[Page element annotations]
******************************
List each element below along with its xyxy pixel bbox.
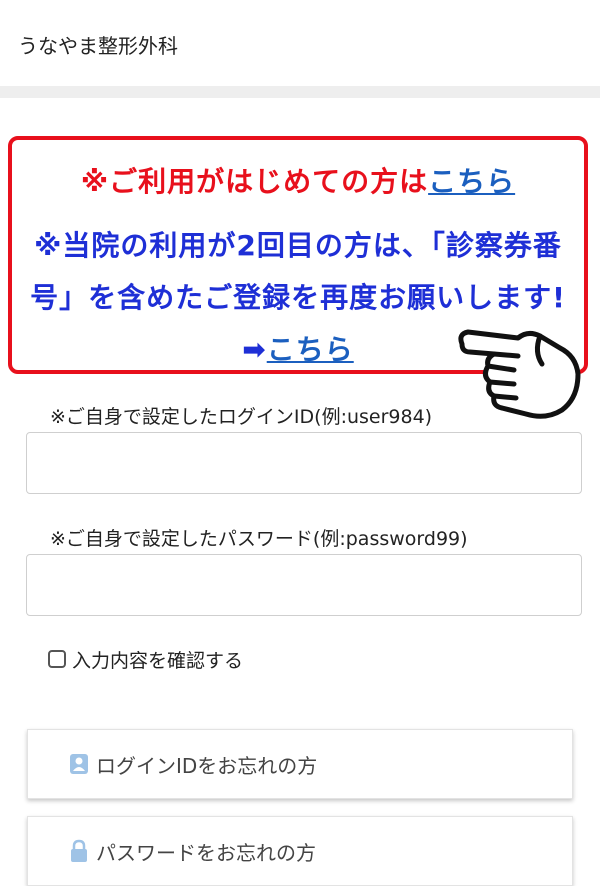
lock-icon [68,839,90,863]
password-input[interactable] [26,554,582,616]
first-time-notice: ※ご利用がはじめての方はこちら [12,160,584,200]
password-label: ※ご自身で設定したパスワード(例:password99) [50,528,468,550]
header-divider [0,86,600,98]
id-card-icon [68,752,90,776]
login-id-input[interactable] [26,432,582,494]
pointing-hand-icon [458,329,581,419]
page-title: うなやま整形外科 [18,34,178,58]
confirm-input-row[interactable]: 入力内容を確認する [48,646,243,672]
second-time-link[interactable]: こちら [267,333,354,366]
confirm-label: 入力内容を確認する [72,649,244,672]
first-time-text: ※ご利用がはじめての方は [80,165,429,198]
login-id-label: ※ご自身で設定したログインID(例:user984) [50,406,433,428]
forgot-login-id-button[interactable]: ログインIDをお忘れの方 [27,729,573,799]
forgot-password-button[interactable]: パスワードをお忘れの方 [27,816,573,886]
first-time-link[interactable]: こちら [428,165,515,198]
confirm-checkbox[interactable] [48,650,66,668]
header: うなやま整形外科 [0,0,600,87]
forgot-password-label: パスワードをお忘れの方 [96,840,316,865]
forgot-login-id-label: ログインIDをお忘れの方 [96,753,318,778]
******************************
Copy every line of the listing above word for word, omitting the picture.

List each element below along with its xyxy pixel bbox.
lock-icon [68,839,90,863]
password-input[interactable] [26,554,582,616]
first-time-notice: ※ご利用がはじめての方はこちら [12,160,584,200]
password-label: ※ご自身で設定したパスワード(例:password99) [50,528,468,550]
header-divider [0,86,600,98]
id-card-icon [68,752,90,776]
login-id-input[interactable] [26,432,582,494]
pointing-hand-icon [458,329,581,419]
page-title: うなやま整形外科 [18,34,178,58]
confirm-input-row[interactable]: 入力内容を確認する [48,646,243,672]
second-time-link[interactable]: こちら [267,333,354,366]
confirm-label: 入力内容を確認する [72,649,244,672]
first-time-text: ※ご利用がはじめての方は [80,165,429,198]
login-id-label: ※ご自身で設定したログインID(例:user984) [50,406,433,428]
forgot-login-id-button[interactable]: ログインIDをお忘れの方 [27,729,573,799]
forgot-password-button[interactable]: パスワードをお忘れの方 [27,816,573,886]
first-time-link[interactable]: こちら [428,165,515,198]
confirm-checkbox[interactable] [48,650,66,668]
header: うなやま整形外科 [0,0,600,87]
forgot-password-label: パスワードをお忘れの方 [96,840,316,865]
forgot-login-id-label: ログインIDをお忘れの方 [96,753,318,778]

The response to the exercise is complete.